**WHAT YOU WILL DO:** Reproduce all the entries exactly and keep the pictures out.

** BEGIN TASK MATERIAL **

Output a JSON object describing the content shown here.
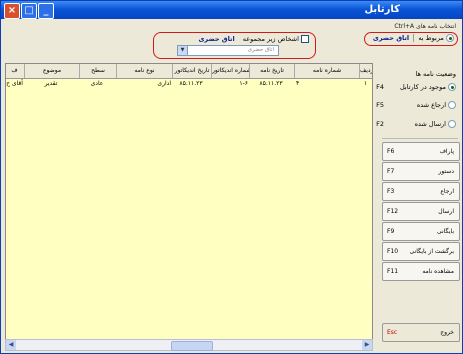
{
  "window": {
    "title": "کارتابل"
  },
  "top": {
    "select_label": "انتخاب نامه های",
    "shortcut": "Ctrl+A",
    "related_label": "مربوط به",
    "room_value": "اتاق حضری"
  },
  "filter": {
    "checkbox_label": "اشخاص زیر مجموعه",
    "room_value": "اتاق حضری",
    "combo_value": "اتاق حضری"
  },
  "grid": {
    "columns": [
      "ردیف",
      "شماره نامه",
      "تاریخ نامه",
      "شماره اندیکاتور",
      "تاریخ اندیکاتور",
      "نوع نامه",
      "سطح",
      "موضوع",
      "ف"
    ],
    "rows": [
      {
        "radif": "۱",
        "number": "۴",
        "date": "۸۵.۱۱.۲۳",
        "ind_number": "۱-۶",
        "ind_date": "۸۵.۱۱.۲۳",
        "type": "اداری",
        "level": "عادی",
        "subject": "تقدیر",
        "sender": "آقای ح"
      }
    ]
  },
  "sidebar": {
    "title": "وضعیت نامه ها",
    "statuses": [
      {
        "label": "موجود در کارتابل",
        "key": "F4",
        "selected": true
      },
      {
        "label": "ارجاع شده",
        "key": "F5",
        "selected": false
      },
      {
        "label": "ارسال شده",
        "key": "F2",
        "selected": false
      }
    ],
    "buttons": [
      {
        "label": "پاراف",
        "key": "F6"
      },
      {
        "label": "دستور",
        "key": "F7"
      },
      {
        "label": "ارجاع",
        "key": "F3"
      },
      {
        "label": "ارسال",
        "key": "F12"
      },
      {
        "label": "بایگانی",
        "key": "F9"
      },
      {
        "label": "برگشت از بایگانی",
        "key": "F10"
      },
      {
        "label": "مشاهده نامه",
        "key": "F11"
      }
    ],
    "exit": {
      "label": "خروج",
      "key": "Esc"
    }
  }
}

** END TASK MATERIAL **

**REPLY:**
Output a JSON object describing the content shown here.
{
  "window": {
    "title": "کارتابل"
  },
  "top": {
    "select_label": "انتخاب نامه های",
    "shortcut": "Ctrl+A",
    "related_label": "مربوط به",
    "room_value": "اتاق حضری"
  },
  "filter": {
    "checkbox_label": "اشخاص زیر مجموعه",
    "room_value": "اتاق حضری",
    "combo_value": "اتاق حضری"
  },
  "grid": {
    "columns": [
      "ردیف",
      "شماره نامه",
      "تاریخ نامه",
      "شماره اندیکاتور",
      "تاریخ اندیکاتور",
      "نوع نامه",
      "سطح",
      "موضوع",
      "ف"
    ],
    "rows": [
      {
        "radif": "۱",
        "number": "۴",
        "date": "۸۵.۱۱.۲۳",
        "ind_number": "۱-۶",
        "ind_date": "۸۵.۱۱.۲۳",
        "type": "اداری",
        "level": "عادی",
        "subject": "تقدیر",
        "sender": "آقای ح"
      }
    ]
  },
  "sidebar": {
    "title": "وضعیت نامه ها",
    "statuses": [
      {
        "label": "موجود در کارتابل",
        "key": "F4",
        "selected": true
      },
      {
        "label": "ارجاع شده",
        "key": "F5",
        "selected": false
      },
      {
        "label": "ارسال شده",
        "key": "F2",
        "selected": false
      }
    ],
    "buttons": [
      {
        "label": "پاراف",
        "key": "F6"
      },
      {
        "label": "دستور",
        "key": "F7"
      },
      {
        "label": "ارجاع",
        "key": "F3"
      },
      {
        "label": "ارسال",
        "key": "F12"
      },
      {
        "label": "بایگانی",
        "key": "F9"
      },
      {
        "label": "برگشت از بایگانی",
        "key": "F10"
      },
      {
        "label": "مشاهده نامه",
        "key": "F11"
      }
    ],
    "exit": {
      "label": "خروج",
      "key": "Esc"
    }
  }
}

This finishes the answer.